[start]
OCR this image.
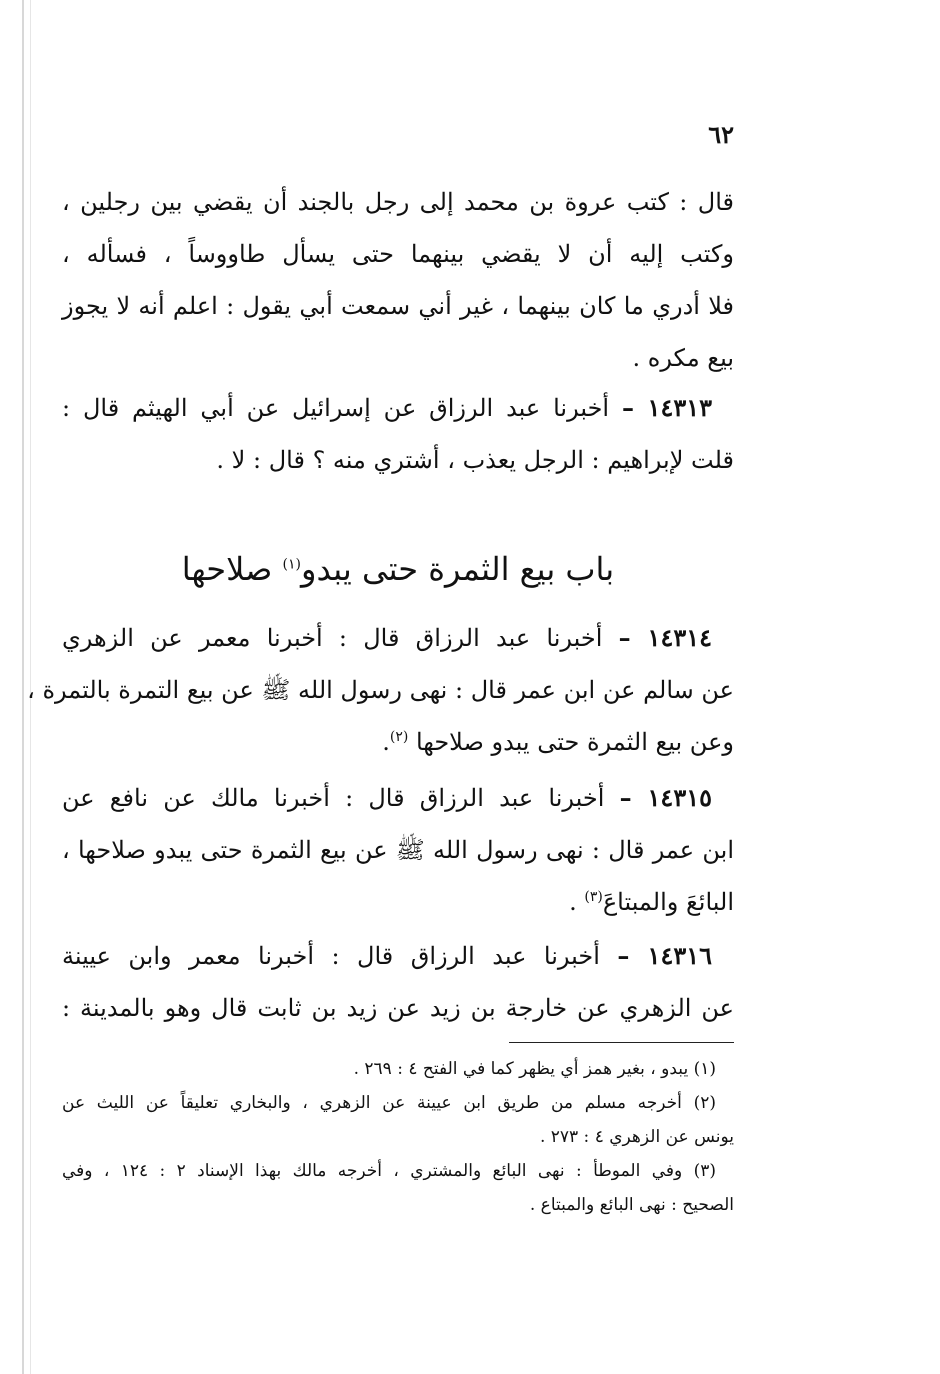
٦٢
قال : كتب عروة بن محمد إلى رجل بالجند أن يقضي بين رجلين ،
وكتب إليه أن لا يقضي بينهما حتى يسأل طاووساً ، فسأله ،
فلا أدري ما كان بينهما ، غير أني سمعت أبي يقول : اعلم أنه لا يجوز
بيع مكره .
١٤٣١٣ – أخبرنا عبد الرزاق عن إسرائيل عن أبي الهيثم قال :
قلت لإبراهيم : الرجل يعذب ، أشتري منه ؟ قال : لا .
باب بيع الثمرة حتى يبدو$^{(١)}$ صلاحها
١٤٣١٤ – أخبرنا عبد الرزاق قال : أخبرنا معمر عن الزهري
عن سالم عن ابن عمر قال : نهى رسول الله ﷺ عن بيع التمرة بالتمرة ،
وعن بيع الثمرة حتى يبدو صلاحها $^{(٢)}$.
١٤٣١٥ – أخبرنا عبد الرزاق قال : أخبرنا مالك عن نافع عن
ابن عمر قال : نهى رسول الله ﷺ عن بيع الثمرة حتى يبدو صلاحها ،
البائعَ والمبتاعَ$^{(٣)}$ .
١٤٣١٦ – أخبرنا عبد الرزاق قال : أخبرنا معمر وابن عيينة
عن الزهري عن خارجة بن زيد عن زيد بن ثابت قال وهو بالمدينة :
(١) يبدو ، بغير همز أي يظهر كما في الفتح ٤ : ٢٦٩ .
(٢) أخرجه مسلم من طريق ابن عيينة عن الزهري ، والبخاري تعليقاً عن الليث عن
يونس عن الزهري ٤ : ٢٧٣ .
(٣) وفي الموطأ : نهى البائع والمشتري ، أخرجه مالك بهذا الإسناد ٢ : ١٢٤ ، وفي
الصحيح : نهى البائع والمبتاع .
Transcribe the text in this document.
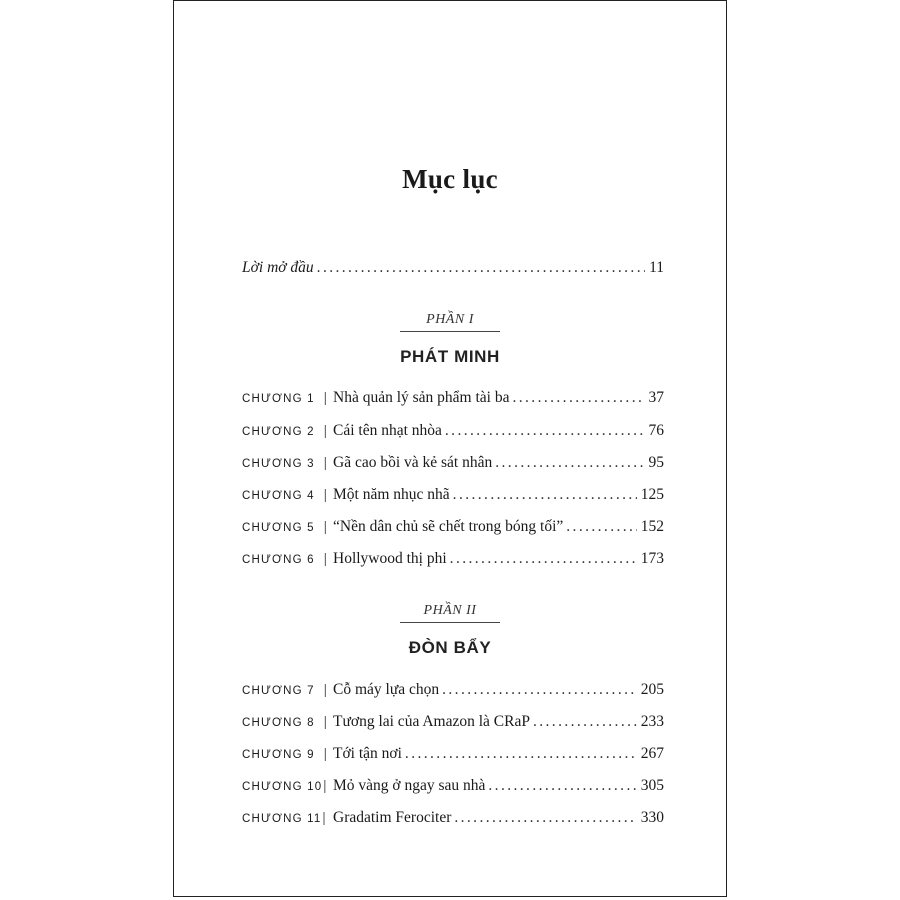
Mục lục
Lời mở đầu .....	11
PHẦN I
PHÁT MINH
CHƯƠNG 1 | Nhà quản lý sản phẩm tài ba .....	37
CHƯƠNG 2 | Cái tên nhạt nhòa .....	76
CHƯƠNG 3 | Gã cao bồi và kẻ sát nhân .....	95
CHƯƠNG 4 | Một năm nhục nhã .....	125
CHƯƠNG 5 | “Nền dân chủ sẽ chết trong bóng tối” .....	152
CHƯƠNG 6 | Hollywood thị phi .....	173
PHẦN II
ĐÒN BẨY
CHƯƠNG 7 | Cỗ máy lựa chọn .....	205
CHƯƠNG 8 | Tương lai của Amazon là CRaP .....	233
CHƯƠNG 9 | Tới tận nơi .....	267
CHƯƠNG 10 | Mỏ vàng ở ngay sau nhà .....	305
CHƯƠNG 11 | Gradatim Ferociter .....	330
[end]
[start]
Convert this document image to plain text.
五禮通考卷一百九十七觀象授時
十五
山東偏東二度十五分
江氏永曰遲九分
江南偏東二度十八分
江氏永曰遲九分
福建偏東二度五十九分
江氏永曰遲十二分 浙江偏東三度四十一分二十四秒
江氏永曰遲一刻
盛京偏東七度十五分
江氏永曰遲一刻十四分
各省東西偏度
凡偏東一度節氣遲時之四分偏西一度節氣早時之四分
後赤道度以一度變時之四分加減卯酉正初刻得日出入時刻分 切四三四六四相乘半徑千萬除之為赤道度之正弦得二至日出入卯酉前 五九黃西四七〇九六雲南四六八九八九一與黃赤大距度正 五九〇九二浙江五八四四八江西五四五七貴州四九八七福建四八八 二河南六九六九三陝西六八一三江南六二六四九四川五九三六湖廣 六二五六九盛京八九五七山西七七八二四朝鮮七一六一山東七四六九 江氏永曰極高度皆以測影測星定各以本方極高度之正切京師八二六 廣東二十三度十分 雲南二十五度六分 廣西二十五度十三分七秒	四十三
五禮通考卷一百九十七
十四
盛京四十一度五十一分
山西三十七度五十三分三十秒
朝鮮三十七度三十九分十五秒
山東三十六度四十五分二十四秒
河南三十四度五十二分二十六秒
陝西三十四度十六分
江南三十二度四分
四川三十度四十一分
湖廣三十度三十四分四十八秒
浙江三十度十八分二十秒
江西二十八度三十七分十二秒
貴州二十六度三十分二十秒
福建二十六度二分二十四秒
[end]
[start]
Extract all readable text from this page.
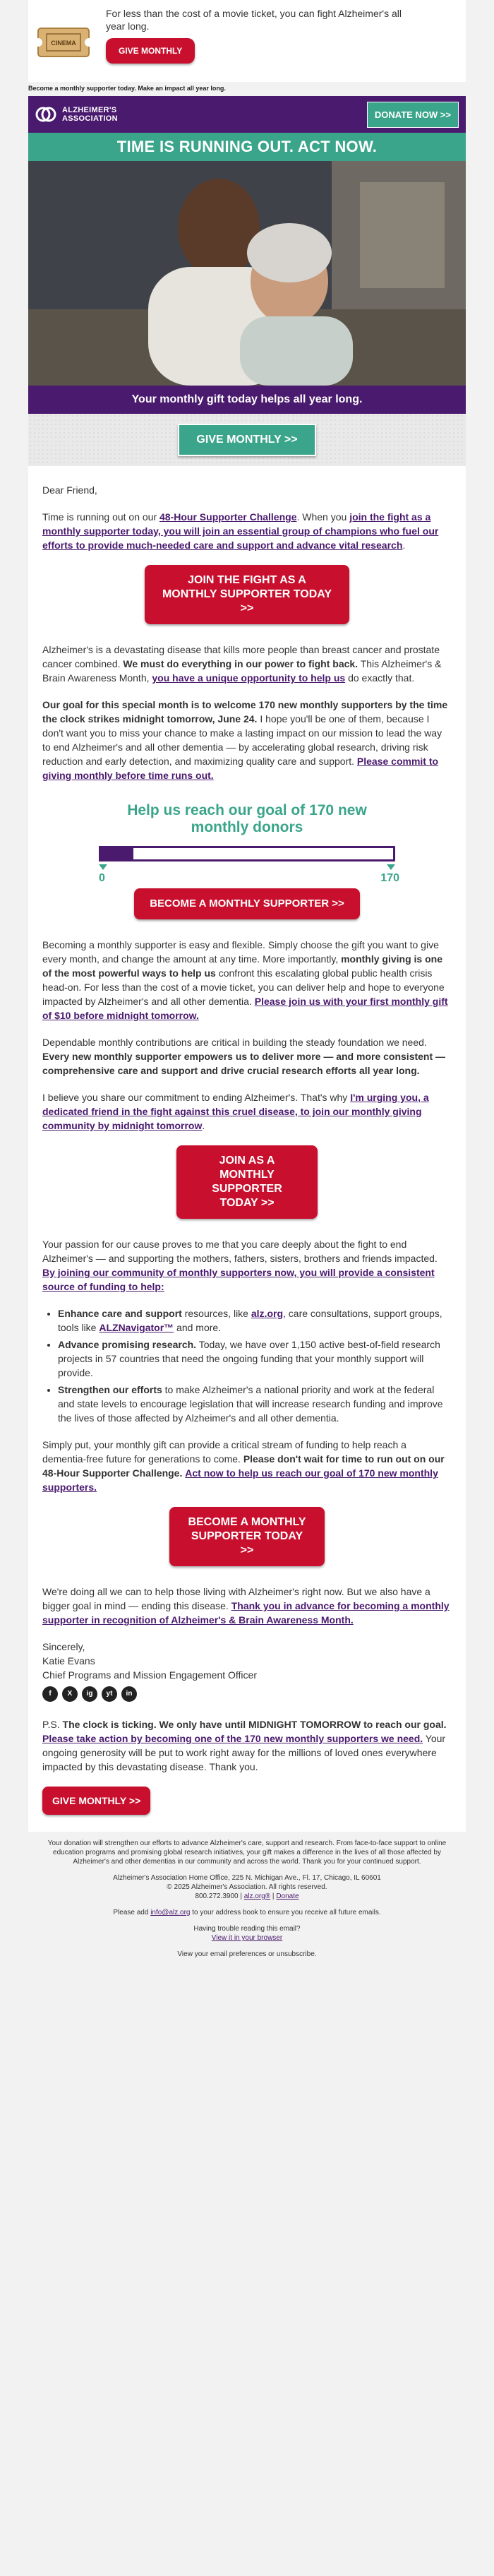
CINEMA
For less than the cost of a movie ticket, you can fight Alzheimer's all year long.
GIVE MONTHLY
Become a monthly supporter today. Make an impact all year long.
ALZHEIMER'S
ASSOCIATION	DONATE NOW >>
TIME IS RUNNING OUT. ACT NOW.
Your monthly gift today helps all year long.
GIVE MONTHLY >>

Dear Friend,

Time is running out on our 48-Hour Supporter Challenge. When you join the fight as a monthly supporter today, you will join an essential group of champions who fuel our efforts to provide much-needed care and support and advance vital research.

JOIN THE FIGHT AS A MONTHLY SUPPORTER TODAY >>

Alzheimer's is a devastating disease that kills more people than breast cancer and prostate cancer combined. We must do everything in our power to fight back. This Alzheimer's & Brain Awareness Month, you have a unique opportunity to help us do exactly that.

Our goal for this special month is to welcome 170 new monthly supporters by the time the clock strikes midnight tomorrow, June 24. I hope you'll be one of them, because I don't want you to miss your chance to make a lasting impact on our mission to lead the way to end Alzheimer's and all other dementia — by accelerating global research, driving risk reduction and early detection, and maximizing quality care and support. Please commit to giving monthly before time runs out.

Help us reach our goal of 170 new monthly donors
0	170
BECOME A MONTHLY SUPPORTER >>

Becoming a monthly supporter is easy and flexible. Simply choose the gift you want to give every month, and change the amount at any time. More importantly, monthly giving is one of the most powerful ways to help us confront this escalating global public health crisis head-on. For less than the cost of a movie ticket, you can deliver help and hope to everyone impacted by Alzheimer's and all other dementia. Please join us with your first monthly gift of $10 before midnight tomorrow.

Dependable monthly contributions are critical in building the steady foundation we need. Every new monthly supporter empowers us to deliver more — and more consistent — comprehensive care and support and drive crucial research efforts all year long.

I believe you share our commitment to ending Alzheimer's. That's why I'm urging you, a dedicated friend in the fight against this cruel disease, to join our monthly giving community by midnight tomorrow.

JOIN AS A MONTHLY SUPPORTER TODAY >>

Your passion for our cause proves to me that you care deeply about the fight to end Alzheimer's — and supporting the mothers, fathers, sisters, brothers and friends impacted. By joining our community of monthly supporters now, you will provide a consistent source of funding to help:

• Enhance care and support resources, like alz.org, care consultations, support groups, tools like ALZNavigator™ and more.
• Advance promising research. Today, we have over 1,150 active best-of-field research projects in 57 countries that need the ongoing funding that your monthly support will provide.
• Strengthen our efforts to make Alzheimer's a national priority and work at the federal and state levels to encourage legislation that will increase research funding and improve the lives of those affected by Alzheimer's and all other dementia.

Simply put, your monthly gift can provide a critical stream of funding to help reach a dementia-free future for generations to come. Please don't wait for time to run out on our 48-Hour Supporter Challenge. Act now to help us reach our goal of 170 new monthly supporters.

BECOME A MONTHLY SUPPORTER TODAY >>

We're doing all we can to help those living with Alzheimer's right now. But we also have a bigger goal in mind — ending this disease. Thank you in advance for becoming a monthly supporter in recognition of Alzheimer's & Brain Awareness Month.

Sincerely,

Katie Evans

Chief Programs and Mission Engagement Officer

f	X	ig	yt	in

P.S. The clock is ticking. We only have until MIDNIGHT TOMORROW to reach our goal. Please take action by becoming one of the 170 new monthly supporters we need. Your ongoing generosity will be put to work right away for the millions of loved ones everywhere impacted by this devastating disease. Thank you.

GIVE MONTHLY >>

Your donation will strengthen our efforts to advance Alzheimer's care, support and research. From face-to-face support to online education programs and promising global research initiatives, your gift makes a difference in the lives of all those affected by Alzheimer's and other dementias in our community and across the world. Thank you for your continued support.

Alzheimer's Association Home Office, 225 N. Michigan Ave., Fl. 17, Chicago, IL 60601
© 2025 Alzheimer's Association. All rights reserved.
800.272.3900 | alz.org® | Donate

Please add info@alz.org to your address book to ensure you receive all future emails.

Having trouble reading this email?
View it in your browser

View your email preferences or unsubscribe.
[end]
§ **SET PROBLEM**:
Whenever "Awareness" turns up in a line, pick that line out.

§ **EXERCISE RESPONSE**:
Alzheimer's is a devastating disease that kills more people than breast cancer and prostate cancer combined. We must do everything in our power to fight back. This Alzheimer's & Brain Awareness Month, you have a unique opportunity to help us do exactly that.
We're doing all we can to help those living with Alzheimer's right now. But we also have a bigger goal in mind — ending this disease. Thank you in advance for becoming a monthly supporter in recognition of Alzheimer's & Brain Awareness Month.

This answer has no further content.